----- Entries

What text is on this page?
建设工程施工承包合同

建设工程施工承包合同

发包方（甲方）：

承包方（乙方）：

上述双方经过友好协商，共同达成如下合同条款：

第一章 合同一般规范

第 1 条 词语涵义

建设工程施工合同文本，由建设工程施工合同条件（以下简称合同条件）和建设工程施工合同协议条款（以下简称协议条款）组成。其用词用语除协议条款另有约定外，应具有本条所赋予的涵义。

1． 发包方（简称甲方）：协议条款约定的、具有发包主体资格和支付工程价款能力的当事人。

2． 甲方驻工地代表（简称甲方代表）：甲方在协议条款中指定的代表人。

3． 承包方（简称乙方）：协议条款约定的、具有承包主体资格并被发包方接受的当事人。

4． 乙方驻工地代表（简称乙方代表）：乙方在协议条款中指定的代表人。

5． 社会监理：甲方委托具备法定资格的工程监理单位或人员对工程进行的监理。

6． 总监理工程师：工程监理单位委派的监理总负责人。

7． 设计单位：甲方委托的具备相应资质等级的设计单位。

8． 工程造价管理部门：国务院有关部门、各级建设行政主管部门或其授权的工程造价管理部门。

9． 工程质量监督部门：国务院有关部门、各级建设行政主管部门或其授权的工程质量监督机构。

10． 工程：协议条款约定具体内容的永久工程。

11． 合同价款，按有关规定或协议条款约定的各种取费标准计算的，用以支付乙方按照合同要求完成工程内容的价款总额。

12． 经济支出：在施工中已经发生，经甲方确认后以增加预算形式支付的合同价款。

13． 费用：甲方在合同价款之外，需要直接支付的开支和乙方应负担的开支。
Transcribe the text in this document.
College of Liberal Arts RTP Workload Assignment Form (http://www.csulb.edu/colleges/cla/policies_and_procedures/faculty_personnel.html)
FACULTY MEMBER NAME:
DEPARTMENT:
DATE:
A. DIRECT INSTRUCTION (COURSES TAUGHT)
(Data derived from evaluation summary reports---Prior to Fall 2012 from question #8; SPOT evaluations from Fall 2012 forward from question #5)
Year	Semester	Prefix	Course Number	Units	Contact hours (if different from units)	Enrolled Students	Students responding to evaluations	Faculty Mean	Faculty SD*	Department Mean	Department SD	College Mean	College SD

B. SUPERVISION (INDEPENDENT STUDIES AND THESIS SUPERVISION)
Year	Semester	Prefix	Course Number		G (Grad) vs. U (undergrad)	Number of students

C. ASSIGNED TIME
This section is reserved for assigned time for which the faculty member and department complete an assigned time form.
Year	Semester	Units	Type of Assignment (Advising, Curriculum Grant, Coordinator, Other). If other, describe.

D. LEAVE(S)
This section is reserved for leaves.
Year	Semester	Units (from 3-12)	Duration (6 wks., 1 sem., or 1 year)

----------

Exercise prompt —
Return the lines of the records that include the string "College".

Written response —
College of Liberal Arts RTP Workload Assignment Form (http://www.csulb.edu/colleges/cla/policies_and_procedures/faculty_personnel.html)
Year	Semester	Prefix	Course Number	Units	Contact hours (if different from units)	Enrolled Students	Students responding to evaluations	Faculty Mean	Faculty SD*	Department Mean	Department SD	College Mean	College SD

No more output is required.